__What is expected__:
Go through the material and tally the lines containing the string "Obed". Give the total alone.

[begin Dataset rows]

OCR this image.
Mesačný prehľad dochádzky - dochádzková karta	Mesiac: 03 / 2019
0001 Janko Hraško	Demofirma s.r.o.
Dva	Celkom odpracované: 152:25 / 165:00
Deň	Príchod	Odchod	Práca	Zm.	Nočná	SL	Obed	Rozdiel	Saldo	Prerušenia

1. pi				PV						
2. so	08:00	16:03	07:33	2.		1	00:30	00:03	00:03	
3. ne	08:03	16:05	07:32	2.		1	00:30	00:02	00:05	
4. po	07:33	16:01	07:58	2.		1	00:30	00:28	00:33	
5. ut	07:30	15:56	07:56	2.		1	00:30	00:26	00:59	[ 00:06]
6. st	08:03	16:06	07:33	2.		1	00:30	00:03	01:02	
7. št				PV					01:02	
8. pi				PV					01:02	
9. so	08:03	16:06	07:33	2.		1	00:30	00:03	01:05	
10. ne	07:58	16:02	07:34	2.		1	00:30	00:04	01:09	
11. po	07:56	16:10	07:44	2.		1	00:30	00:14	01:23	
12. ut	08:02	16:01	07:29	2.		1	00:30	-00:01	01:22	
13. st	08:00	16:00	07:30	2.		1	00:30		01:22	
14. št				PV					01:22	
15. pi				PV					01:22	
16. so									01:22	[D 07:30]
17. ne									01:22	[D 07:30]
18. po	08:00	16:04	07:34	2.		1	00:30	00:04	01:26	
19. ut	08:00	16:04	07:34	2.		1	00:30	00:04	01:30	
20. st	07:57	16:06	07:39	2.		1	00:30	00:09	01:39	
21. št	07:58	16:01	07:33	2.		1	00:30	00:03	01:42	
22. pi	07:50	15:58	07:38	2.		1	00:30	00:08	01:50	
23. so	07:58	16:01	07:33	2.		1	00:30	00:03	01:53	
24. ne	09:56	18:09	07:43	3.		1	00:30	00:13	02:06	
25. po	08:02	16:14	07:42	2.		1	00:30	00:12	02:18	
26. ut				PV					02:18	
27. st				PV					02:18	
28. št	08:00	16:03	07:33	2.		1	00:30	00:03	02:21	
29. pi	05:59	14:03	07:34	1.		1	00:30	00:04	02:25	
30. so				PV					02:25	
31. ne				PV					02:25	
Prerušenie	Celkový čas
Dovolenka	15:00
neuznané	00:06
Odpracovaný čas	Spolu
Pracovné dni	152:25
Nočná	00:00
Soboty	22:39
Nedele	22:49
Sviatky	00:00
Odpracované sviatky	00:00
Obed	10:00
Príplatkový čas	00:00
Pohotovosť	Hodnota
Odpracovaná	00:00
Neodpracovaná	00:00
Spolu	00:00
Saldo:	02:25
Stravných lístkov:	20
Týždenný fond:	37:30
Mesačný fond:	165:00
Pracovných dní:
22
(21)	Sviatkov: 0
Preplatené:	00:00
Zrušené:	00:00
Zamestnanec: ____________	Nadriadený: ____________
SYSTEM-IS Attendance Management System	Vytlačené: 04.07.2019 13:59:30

[end Dataset rows]

__Written response__:
2